▶ **INSTRUCTIONS FOR THE TASK**
Find the lines that contain the word "Ustawienia" and copy each one.

▶ **RECORD EXCERPTS**
* * * *

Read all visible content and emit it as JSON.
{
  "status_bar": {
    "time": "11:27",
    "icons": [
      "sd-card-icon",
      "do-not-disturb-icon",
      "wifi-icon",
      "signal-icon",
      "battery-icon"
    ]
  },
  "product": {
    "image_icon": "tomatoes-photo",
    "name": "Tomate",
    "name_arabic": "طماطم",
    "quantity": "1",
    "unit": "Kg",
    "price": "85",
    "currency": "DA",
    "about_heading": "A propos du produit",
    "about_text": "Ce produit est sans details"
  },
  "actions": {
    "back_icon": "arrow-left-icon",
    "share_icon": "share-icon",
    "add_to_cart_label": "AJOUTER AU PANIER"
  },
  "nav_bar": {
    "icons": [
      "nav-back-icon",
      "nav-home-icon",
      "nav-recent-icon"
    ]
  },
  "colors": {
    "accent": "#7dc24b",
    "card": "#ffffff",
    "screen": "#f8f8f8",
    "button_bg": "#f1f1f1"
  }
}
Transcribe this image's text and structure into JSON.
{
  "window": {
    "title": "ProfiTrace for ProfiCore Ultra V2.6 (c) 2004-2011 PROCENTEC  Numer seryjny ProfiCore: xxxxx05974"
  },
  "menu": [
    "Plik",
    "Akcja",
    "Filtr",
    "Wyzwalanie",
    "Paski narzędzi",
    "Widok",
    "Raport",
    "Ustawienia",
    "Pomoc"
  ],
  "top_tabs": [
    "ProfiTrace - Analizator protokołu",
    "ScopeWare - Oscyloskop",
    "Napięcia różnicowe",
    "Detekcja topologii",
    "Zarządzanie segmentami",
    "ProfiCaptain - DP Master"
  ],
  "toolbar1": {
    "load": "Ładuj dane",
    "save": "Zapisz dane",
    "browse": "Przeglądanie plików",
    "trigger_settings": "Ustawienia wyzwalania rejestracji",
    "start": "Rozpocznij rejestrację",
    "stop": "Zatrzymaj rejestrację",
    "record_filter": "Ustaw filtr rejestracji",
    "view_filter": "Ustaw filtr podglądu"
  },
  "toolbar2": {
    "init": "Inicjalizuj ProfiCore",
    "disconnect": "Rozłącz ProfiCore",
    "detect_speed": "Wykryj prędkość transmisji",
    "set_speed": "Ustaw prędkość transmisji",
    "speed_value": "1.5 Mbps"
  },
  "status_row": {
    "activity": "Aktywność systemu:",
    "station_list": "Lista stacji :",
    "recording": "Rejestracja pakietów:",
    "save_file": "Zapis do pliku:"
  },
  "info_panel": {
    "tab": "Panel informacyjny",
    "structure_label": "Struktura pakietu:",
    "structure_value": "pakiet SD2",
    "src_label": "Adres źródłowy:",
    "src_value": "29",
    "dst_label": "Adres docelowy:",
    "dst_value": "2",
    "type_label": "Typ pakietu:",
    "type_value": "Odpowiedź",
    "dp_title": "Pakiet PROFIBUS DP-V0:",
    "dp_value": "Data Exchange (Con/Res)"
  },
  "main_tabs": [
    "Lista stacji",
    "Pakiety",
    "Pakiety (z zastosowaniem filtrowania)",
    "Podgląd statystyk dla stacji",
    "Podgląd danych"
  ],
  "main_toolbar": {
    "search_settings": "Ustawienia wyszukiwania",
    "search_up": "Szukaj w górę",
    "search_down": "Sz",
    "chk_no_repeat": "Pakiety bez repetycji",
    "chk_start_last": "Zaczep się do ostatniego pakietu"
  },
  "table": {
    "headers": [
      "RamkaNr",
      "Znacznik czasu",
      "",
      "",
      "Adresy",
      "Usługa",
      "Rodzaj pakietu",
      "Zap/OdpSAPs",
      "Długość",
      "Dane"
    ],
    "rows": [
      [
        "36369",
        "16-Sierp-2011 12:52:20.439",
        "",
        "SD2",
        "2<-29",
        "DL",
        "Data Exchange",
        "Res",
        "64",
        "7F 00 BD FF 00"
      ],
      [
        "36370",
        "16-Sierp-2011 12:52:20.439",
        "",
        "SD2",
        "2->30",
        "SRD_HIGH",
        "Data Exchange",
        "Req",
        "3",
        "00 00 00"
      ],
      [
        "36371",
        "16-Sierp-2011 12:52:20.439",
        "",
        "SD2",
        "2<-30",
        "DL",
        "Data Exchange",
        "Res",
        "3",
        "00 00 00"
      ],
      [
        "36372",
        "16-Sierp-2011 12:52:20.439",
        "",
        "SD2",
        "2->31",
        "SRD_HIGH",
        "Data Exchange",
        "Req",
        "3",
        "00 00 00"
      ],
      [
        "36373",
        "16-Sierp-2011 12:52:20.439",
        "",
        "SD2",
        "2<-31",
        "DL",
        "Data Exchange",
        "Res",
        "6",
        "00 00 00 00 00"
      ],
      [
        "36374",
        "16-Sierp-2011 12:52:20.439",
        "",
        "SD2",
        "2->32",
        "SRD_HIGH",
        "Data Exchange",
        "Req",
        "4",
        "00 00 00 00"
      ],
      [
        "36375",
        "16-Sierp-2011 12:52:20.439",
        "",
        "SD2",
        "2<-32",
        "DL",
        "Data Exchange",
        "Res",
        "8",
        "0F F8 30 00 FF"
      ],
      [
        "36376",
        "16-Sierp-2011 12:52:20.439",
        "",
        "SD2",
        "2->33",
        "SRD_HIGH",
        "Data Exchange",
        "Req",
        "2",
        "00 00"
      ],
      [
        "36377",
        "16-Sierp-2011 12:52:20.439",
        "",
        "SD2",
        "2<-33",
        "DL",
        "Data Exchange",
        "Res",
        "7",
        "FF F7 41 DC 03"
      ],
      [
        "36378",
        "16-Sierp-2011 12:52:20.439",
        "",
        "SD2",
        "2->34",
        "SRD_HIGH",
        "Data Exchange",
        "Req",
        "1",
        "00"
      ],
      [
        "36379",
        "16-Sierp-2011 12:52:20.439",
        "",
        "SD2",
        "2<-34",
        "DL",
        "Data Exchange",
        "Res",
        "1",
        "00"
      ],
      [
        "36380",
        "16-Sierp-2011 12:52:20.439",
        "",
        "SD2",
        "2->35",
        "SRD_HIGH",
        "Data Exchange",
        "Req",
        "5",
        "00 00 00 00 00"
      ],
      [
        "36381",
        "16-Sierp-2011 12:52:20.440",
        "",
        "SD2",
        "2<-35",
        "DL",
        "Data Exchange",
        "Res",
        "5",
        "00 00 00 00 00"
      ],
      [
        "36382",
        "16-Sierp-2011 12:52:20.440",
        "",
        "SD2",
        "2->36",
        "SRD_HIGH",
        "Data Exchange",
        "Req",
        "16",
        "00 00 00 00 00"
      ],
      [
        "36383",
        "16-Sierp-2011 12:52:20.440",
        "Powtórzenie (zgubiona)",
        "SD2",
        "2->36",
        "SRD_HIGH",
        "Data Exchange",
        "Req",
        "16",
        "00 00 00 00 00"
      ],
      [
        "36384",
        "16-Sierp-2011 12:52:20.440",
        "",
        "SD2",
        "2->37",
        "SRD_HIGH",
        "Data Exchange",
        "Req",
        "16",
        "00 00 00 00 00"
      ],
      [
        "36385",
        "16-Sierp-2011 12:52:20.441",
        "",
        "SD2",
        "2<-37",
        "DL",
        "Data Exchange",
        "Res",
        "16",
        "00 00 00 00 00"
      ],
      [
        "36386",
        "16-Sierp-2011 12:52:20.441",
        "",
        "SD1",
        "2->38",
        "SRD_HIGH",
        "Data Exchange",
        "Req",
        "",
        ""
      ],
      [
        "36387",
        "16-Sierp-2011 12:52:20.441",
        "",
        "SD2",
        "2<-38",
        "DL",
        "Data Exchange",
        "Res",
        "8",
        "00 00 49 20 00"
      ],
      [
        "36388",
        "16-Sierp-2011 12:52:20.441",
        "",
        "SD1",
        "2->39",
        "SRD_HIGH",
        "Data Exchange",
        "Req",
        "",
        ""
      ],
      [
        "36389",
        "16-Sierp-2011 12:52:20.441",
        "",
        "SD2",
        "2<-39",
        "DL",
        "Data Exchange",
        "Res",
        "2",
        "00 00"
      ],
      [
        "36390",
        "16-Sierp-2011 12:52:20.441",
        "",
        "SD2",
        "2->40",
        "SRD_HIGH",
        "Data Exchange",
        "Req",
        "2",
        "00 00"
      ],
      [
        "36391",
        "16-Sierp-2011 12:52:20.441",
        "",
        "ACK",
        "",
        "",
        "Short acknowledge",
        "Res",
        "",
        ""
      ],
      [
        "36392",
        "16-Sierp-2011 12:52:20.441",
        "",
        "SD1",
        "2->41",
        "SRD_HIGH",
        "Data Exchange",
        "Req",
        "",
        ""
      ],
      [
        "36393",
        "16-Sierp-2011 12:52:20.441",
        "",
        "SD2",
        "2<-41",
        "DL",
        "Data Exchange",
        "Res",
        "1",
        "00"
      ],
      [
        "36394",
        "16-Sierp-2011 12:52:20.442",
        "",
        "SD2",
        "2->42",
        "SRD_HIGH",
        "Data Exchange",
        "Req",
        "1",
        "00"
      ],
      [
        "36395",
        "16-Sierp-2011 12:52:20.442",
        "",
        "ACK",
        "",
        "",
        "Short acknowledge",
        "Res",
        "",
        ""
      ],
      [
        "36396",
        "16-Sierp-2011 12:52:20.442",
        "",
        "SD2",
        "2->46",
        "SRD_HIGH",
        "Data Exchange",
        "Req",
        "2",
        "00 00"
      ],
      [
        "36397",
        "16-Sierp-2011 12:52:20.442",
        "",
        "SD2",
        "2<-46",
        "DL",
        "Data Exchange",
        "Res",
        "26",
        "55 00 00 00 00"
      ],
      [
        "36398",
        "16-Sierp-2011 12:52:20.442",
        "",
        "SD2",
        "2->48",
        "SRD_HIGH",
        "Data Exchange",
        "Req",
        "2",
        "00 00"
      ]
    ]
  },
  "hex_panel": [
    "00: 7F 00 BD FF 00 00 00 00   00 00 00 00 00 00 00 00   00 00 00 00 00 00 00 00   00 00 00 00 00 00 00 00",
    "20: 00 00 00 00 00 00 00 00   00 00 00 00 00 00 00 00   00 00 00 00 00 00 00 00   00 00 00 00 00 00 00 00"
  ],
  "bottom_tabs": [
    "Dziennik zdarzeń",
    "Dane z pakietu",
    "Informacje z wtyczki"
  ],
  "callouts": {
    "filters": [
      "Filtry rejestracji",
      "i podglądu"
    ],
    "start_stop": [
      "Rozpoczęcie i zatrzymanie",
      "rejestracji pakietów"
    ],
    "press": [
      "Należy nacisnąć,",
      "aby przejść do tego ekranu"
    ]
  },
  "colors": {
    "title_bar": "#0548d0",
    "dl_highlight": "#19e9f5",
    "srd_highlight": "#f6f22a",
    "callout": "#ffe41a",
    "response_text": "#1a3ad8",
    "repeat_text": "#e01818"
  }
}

* * * *

▶ **EXPECTED ANSWER**
    "Ustawienia",
    "trigger_settings": "Ustawienia wyzwalania rejestracji",
    "search_settings": "Ustawienia wyszukiwania",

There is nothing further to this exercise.